[BEGIN GIVEN TEXT]
LOWER TOWNSHIP — Donnie Manchester and Michael Brokenshire, two birders from Cape Cod, camped out on a dune walk overlooking the marshes at Cape May Point State Park.

Of all the places in the United States, this little walkway mound was the best in the country, they judged, to intercept their favorite bird, the peregrine falcon.

These falcons are extraordinarily difficult to find because they are small, uncommon and incredibly fast. During their migration, they cover vast distances, making the chances of glimpsing one slim in most places.

But Cape May is not most places, which is why Manchester and Brokenshire parked themselves, their folding chairs and their spotting scopes on the same hill for two solid weeks. Their choice was rewarded with peregrines galore.

Like crop dusters, the fastest birds on the planet even buzzed over the heads of the two friends, helping them fill up the memory cards of their cameras.

“A year’s worth of birds is one day here,” Manchester said. “It’s just been a great week. Great numbers of birds. We’ve already made plans to come back next year.”
[END GIVEN TEXT]
[BEGIN MATERIAL PROVIDED]
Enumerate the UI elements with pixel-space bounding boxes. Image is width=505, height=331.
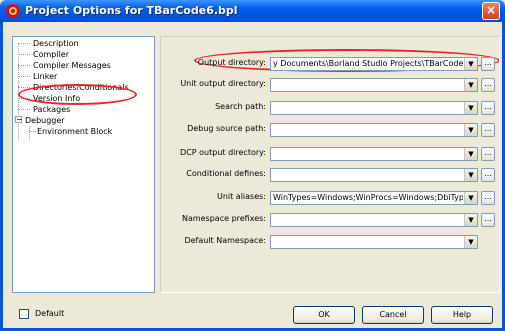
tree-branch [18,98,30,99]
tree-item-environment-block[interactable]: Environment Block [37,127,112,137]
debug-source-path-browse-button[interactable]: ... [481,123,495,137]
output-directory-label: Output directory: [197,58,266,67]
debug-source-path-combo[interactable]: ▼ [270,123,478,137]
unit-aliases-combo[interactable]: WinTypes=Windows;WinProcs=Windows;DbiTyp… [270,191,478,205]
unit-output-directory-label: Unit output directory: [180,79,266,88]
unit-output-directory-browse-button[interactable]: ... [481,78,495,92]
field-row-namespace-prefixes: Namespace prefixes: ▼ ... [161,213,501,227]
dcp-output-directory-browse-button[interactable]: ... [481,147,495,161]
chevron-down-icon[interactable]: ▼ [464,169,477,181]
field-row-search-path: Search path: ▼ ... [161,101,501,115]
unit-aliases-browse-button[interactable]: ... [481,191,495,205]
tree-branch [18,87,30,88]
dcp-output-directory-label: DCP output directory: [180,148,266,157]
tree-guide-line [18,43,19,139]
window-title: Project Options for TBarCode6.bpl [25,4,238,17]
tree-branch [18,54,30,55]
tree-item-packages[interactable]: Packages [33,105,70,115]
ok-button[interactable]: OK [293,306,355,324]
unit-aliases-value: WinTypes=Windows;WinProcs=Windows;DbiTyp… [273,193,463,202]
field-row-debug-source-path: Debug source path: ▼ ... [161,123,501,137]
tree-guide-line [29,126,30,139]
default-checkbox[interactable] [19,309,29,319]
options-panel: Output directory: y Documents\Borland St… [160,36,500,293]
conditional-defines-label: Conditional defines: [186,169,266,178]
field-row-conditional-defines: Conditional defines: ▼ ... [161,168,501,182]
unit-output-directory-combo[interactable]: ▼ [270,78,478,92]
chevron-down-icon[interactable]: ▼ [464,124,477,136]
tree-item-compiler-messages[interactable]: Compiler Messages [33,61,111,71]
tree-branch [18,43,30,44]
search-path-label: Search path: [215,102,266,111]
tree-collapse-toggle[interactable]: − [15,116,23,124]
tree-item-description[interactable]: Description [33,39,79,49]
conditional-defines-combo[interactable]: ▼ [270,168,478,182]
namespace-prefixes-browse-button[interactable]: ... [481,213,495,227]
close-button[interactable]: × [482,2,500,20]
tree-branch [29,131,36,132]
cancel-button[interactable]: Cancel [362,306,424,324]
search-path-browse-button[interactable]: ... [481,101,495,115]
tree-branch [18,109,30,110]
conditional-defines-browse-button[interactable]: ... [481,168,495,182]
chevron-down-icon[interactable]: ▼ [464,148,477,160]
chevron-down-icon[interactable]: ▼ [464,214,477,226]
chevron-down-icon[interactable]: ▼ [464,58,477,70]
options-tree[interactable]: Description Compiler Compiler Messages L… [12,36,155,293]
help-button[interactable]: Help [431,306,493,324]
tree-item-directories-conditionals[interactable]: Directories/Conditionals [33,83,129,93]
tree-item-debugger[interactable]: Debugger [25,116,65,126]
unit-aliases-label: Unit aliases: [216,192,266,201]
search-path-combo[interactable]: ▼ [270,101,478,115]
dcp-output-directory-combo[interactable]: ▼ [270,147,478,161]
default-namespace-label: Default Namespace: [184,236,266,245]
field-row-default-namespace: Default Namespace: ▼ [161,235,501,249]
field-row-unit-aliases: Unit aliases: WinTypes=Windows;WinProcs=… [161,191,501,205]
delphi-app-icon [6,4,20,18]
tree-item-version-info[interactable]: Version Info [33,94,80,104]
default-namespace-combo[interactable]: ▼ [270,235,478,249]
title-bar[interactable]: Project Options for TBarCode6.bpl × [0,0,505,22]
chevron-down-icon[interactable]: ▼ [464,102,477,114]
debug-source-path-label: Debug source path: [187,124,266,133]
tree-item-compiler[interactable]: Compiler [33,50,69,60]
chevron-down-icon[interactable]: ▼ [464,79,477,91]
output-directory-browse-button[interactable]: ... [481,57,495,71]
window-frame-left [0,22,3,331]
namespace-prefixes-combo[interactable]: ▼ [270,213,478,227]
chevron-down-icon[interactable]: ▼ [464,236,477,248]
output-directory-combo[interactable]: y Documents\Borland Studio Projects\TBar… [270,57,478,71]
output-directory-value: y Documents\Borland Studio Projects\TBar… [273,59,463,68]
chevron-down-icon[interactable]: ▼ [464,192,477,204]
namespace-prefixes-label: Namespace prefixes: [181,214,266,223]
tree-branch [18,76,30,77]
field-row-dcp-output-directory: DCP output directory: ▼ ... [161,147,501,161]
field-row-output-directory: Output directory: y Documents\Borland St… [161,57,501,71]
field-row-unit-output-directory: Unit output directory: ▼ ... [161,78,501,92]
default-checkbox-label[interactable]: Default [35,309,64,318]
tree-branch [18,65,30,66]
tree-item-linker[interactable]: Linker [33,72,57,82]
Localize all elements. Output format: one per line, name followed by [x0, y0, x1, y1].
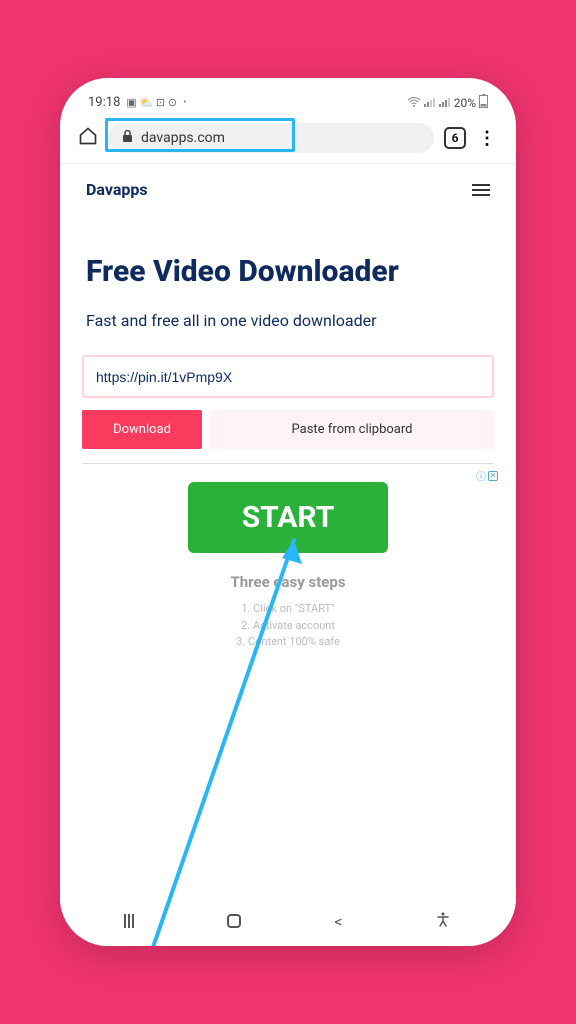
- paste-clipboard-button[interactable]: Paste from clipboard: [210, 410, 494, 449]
[END MATERIAL PROVIDED]
*REQUIRED TASK*
Transcribe the part of the Cape May falcon article that opens with the words containing "Of all the places" and closes with "with peregrines galore.". This material is separate from the article on peregrine falcons at Cape May.

*OUTPUT*
Of all the places in the United States, this little walkway mound was the best in the country, they judged, to intercept their favorite bird, the peregrine falcon.

These falcons are extraordinarily difficult to find because they are small, uncommon and incredibly fast. During their migration, they cover vast distances, making the chances of glimpsing one slim in most places.

But Cape May is not most places, which is why Manchester and Brokenshire parked themselves, their folding chairs and their spotting scopes on the same hill for two solid weeks. Their choice was rewarded with peregrines galore.